> [DO THIS] Pick out and copy every line below that has the word "name".

> [DATA SUPPLIED]
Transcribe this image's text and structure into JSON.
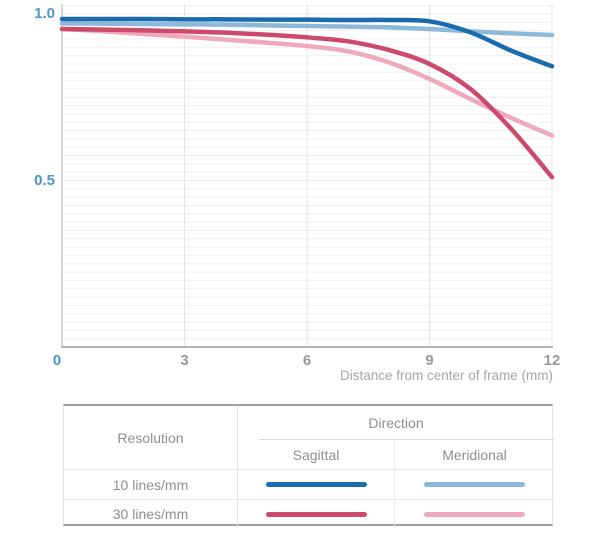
{
  "chart_data": {
    "type": "line",
    "title": "",
    "xlabel": "Distance from center of frame (mm)",
    "ylabel": "",
    "xlim": [
      0,
      12
    ],
    "ylim": [
      0,
      1.03
    ],
    "grid": {
      "horizontal_minor_step": 0.025,
      "vertical_gridlines": [
        3,
        6,
        9,
        12
      ],
      "grid_on": true
    },
    "legend_position": "bottom-table",
    "x": [
      0,
      1,
      2,
      3,
      4,
      5,
      6,
      7,
      8,
      9,
      10,
      11,
      12
    ],
    "x_ticks": [
      {
        "value": 0,
        "label": "0",
        "accent": true
      },
      {
        "value": 3,
        "label": "3",
        "accent": false
      },
      {
        "value": 6,
        "label": "6",
        "accent": false
      },
      {
        "value": 9,
        "label": "9",
        "accent": false
      },
      {
        "value": 12,
        "label": "12",
        "accent": false
      }
    ],
    "y_ticks": [
      {
        "value": 1.0,
        "label": "1.0"
      },
      {
        "value": 0.5,
        "label": "0.5"
      }
    ],
    "series": [
      {
        "name": "10 lines/mm Sagittal",
        "resolution": "10 lines/mm",
        "direction": "Sagittal",
        "color": "#1a6cae",
        "values": [
          0.985,
          0.985,
          0.985,
          0.984,
          0.984,
          0.983,
          0.983,
          0.982,
          0.982,
          0.978,
          0.945,
          0.89,
          0.843
        ]
      },
      {
        "name": "10 lines/mm Meridional",
        "resolution": "10 lines/mm",
        "direction": "Meridional",
        "color": "#8bb8db",
        "values": [
          0.972,
          0.971,
          0.97,
          0.969,
          0.968,
          0.966,
          0.964,
          0.962,
          0.96,
          0.955,
          0.948,
          0.942,
          0.937
        ]
      },
      {
        "name": "30 lines/mm Sagittal",
        "resolution": "30 lines/mm",
        "direction": "Sagittal",
        "color": "#cc4a6c",
        "values": [
          0.955,
          0.953,
          0.951,
          0.948,
          0.944,
          0.938,
          0.93,
          0.918,
          0.892,
          0.85,
          0.775,
          0.655,
          0.51
        ]
      },
      {
        "name": "30 lines/mm Meridional",
        "resolution": "30 lines/mm",
        "direction": "Meridional",
        "color": "#eeaaba",
        "values": [
          0.955,
          0.948,
          0.94,
          0.932,
          0.923,
          0.914,
          0.904,
          0.888,
          0.855,
          0.805,
          0.745,
          0.688,
          0.635
        ]
      }
    ]
  },
  "axis_colors": {
    "y_tick_accent": "#4a96ca",
    "x_tick": "#9a9a9a",
    "axis_title": "#a6a6a6"
  },
  "legend_table": {
    "resolution_header": "Resolution",
    "direction_header": "Direction",
    "col_sagittal": "Sagittal",
    "col_meridional": "Meridional",
    "rows": [
      {
        "resolution": "10 lines/mm",
        "sagittal_series": 0,
        "meridional_series": 1
      },
      {
        "resolution": "30 lines/mm",
        "sagittal_series": 2,
        "meridional_series": 3
      }
    ]
  }
}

> [WRITTEN REPLY]
        "name": "10 lines/mm Sagittal",
        "name": "10 lines/mm Meridional",
        "name": "30 lines/mm Sagittal",
        "name": "30 lines/mm Meridional",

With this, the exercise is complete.